# HOW TO COMPLETE THIS TASK
A complete answer includes every line below with the word "range".

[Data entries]
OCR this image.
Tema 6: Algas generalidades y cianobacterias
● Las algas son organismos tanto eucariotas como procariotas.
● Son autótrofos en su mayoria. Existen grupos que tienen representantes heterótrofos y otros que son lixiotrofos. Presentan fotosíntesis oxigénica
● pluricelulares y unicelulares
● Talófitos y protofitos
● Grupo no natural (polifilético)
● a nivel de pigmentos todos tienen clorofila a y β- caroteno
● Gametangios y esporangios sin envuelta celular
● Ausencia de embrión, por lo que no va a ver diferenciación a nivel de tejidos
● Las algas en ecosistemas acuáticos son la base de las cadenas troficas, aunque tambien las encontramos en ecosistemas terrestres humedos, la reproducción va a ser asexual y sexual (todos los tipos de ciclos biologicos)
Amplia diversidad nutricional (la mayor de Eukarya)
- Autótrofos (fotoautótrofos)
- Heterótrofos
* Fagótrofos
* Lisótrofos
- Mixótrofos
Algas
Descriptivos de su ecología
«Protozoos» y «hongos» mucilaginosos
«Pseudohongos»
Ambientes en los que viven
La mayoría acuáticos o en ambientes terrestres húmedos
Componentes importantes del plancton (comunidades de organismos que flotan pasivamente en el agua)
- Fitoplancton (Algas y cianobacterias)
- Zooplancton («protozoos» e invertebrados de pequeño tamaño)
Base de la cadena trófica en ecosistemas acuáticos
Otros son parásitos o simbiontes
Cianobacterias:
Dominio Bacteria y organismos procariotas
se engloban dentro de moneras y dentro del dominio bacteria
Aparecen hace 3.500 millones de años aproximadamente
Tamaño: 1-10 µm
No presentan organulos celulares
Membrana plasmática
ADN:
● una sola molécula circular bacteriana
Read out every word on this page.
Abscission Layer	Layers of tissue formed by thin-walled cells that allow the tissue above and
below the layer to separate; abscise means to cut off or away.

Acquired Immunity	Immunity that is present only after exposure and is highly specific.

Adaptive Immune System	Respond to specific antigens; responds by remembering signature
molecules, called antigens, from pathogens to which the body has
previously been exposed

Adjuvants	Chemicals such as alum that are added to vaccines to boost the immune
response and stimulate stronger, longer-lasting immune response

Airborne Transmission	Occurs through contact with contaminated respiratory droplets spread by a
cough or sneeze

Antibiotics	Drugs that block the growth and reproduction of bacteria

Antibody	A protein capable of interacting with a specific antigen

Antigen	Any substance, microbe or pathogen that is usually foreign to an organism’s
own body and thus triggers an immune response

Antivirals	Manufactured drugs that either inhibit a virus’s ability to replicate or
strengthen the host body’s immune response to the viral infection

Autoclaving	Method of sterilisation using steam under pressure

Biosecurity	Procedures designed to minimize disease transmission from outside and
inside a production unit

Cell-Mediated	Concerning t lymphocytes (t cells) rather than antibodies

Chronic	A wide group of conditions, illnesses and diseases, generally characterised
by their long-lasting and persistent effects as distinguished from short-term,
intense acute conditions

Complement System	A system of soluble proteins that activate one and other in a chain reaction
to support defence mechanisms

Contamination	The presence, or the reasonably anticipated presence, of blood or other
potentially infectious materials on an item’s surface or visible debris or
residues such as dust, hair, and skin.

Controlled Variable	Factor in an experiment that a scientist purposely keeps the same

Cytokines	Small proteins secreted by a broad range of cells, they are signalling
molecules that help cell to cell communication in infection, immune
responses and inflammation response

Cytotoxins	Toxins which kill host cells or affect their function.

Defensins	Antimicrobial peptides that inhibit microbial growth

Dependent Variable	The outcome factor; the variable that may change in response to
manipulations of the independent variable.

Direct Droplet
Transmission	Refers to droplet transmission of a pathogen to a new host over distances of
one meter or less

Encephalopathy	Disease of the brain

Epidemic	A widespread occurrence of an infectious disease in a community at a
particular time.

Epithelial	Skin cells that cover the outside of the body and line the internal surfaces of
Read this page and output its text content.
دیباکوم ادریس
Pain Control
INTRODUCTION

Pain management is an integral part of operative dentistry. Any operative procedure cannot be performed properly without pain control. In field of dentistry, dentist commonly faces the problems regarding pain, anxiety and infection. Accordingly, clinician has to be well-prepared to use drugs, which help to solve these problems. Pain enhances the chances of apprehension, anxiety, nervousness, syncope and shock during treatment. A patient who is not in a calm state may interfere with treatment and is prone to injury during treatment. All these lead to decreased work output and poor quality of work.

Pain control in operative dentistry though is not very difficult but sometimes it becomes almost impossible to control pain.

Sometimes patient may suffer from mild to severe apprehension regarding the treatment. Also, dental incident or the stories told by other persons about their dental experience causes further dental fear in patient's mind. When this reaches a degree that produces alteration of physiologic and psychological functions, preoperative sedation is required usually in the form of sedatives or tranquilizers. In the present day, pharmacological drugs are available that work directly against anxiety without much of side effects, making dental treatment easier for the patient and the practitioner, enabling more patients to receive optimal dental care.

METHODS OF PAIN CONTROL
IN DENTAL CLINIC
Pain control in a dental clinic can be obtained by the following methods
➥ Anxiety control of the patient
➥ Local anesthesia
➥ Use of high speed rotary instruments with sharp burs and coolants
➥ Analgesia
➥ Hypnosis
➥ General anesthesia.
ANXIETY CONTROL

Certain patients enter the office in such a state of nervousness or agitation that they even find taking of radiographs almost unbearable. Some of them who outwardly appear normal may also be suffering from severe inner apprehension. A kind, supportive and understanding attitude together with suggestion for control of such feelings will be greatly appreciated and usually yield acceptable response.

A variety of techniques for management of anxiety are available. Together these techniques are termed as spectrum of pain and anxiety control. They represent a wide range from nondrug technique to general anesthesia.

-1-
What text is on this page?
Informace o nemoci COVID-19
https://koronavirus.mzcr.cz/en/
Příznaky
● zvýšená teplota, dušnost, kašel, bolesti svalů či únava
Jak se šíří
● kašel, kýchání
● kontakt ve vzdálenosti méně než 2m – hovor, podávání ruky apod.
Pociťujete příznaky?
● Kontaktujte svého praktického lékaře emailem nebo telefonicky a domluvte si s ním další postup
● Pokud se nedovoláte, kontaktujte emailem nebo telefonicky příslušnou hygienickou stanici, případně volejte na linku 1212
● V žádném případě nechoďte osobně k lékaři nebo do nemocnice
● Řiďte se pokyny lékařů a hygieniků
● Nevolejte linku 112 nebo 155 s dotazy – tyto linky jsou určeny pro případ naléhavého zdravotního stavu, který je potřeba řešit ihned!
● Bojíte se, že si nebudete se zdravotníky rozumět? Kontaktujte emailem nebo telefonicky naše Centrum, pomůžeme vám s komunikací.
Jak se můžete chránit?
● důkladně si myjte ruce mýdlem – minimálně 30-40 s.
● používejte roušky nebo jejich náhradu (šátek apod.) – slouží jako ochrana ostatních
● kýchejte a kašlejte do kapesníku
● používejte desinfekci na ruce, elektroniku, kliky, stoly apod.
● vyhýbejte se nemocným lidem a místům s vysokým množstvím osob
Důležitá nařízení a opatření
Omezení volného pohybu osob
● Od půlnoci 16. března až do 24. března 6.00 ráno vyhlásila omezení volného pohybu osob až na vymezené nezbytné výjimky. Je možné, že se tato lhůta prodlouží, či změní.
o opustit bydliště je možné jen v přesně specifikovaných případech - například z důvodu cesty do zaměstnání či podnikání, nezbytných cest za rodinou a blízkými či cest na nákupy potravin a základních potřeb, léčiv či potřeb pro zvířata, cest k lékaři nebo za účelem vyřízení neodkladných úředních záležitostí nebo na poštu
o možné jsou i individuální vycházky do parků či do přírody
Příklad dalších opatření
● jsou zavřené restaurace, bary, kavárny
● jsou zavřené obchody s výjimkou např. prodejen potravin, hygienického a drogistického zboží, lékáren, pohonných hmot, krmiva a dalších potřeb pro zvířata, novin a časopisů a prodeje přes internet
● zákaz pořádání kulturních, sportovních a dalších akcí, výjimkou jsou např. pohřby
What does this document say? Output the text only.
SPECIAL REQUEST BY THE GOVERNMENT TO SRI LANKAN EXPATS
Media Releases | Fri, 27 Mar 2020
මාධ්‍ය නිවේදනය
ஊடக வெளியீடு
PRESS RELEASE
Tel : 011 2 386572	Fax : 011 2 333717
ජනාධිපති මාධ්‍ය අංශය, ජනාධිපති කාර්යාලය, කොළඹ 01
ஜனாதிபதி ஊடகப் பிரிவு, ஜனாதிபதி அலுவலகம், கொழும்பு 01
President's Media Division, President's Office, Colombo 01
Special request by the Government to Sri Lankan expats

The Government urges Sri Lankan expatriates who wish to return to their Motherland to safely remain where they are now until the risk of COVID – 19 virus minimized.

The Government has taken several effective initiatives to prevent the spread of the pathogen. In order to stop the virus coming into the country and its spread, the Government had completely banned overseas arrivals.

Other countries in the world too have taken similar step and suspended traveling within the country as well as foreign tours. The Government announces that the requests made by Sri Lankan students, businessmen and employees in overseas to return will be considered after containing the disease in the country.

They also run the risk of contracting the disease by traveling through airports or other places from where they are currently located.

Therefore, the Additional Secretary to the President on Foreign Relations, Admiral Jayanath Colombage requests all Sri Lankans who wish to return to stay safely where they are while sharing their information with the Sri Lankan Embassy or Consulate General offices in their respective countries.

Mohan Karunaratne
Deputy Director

# WRITTEN ANSWER
Cytokines	Small proteins secreted by a broad range of cells, they are signalling
A variety of techniques for management of anxiety are available. Together these techniques are termed as spectrum of pain and anxiety control. They represent a wide range from nondrug technique to general anesthesia.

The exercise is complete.